Data entries for graphics
==================================================

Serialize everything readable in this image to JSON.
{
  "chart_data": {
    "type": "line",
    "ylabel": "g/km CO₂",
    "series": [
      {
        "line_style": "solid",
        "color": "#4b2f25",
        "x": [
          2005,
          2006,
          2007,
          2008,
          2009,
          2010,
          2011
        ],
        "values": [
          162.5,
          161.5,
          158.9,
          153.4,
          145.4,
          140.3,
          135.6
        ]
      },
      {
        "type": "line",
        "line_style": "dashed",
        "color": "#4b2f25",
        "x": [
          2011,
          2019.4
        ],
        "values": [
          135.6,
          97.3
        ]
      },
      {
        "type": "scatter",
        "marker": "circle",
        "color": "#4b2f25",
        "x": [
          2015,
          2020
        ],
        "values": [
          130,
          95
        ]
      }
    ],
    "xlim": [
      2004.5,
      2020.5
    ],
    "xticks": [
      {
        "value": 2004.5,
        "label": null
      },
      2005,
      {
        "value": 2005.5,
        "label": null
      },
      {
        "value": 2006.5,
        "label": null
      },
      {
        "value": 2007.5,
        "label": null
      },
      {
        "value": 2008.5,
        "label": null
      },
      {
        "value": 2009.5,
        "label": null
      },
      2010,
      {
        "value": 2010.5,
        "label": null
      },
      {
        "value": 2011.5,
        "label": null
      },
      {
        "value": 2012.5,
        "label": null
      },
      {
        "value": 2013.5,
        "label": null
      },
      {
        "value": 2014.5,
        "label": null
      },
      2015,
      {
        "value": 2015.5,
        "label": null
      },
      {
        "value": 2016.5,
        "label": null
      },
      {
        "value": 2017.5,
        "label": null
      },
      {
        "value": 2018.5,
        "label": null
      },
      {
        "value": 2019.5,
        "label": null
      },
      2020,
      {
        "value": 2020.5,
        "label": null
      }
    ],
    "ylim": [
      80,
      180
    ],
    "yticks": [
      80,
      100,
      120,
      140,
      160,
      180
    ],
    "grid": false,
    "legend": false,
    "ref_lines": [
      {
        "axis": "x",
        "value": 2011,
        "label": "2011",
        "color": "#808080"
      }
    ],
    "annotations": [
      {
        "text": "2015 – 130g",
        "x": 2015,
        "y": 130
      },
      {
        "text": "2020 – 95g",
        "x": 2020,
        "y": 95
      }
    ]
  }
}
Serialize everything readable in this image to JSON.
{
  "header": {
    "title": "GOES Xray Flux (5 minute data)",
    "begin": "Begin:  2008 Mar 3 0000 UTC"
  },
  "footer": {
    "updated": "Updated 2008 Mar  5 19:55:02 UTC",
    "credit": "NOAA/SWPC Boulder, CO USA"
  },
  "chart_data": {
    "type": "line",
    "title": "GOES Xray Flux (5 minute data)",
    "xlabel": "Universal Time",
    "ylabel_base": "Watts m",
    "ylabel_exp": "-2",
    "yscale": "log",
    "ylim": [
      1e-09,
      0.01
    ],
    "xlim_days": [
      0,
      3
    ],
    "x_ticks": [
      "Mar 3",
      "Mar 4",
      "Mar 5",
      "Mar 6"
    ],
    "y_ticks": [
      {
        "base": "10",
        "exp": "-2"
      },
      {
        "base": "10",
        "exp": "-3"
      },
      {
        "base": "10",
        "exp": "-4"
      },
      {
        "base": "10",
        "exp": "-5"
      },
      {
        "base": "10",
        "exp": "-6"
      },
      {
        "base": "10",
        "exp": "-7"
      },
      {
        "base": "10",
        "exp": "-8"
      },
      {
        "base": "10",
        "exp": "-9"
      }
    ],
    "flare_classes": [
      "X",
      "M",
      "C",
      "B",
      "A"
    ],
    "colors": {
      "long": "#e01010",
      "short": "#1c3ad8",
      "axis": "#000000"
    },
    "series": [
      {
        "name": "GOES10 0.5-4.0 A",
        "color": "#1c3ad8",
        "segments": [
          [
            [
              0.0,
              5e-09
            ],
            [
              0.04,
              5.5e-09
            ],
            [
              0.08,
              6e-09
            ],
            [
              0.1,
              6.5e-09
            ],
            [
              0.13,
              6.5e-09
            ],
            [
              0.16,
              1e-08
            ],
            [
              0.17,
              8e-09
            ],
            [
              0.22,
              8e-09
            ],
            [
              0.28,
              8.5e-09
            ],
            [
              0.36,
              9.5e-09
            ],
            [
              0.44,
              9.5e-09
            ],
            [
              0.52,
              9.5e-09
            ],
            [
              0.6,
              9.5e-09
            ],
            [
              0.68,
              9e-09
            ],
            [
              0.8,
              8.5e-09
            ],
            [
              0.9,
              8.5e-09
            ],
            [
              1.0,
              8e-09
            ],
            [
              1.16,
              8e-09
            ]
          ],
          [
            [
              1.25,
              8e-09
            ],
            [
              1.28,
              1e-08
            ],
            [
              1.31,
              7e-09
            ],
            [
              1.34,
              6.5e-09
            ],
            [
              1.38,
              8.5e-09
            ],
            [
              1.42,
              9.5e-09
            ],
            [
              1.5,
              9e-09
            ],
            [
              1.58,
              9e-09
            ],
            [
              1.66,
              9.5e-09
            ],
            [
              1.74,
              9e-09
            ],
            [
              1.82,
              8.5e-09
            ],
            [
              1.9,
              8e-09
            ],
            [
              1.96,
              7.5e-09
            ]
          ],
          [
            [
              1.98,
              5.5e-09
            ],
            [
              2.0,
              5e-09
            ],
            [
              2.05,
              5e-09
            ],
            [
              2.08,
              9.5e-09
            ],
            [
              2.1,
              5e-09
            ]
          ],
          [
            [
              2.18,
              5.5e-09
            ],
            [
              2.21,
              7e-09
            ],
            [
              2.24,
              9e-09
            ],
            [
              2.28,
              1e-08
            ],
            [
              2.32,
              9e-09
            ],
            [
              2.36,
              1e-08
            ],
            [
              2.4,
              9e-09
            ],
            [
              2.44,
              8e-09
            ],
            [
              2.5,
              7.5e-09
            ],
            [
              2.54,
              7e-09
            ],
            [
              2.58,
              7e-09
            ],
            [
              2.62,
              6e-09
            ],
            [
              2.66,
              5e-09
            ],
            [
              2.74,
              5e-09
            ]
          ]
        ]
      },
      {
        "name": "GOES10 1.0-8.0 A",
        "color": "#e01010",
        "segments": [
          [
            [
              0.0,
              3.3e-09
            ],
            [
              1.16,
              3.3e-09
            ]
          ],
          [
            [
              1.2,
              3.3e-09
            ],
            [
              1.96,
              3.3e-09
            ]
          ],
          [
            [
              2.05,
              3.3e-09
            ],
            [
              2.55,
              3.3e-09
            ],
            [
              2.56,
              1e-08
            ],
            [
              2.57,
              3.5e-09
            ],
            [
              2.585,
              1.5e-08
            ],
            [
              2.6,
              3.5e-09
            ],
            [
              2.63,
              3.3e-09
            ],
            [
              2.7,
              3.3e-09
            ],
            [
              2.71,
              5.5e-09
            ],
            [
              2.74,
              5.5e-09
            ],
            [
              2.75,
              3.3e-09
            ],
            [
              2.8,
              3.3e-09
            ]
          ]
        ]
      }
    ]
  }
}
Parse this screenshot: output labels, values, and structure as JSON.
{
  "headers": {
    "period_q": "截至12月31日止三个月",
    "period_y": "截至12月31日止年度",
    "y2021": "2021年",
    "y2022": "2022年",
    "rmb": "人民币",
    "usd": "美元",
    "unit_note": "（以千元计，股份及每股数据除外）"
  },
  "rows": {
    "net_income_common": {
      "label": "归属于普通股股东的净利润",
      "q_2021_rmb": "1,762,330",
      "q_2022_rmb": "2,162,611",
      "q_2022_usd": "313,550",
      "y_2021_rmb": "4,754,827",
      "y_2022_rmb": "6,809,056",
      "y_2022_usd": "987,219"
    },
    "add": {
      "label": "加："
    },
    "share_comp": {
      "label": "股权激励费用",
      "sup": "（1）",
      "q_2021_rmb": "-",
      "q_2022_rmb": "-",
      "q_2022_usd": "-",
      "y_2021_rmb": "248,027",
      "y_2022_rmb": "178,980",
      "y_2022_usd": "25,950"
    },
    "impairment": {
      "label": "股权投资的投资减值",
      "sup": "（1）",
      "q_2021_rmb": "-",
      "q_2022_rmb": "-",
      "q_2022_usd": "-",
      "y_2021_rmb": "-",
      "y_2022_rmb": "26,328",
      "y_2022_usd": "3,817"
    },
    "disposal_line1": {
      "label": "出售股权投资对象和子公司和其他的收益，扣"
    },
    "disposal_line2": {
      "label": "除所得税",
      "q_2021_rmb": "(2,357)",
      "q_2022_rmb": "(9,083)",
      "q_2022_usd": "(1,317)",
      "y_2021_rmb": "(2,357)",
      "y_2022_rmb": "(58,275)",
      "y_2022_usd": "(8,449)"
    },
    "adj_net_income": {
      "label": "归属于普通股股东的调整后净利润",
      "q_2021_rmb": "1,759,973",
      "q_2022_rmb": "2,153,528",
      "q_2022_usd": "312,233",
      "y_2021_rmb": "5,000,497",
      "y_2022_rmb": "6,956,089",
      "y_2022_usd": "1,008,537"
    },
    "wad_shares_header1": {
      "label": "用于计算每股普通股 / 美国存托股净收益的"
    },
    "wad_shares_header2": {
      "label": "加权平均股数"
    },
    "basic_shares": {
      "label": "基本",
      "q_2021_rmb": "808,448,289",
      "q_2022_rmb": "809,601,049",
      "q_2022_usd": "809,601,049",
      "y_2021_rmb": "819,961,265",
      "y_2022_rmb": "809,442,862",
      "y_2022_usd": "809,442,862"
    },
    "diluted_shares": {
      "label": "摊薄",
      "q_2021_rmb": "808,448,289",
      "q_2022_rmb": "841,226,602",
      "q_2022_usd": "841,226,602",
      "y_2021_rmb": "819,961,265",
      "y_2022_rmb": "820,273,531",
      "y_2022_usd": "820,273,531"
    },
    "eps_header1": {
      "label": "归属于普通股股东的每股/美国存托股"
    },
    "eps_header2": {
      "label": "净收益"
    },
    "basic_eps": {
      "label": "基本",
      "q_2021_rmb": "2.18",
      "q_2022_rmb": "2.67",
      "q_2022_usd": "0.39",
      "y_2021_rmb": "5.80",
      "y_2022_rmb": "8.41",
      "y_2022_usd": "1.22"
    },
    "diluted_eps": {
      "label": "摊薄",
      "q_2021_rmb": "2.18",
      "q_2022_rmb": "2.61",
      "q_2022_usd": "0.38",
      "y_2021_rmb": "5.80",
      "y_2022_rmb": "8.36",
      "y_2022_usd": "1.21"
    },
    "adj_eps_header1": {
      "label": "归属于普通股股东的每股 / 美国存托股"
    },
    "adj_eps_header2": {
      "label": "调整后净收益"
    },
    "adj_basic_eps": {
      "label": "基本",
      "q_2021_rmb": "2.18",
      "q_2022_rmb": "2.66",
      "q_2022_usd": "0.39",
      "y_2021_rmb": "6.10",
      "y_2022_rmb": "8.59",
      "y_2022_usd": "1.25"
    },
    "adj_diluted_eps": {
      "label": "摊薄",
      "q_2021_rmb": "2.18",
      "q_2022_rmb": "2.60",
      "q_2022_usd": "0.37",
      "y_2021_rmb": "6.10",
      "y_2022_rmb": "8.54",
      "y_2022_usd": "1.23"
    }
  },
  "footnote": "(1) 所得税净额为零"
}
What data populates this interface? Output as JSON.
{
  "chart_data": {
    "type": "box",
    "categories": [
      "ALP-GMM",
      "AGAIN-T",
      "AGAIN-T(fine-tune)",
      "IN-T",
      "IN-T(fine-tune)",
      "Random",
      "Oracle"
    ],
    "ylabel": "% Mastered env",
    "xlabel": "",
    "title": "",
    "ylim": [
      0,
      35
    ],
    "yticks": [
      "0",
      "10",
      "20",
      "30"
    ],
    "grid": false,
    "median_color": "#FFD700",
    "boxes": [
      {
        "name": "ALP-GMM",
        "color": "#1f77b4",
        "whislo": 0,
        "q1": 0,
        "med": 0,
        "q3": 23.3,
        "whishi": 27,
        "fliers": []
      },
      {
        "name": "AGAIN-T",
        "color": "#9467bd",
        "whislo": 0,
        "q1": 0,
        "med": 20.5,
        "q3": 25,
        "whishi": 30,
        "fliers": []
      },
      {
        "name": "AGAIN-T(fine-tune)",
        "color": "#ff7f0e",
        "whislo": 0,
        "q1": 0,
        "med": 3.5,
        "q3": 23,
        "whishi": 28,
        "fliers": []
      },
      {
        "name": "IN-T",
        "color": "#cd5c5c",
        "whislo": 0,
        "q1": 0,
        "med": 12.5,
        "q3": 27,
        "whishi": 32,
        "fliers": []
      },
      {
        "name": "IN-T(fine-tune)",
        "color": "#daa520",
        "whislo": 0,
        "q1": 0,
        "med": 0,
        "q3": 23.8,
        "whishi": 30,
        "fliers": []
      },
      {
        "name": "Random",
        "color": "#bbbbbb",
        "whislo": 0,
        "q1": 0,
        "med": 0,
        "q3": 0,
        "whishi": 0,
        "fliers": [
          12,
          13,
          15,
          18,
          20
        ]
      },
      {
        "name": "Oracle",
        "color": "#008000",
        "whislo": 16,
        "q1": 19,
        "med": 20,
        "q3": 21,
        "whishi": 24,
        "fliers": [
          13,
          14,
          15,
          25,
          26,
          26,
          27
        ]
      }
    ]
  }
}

==================================================

- OBJECTIVE
Report how many lines in the data include the word "AGAIN", and give nothing but the count.

- THE REPLY
4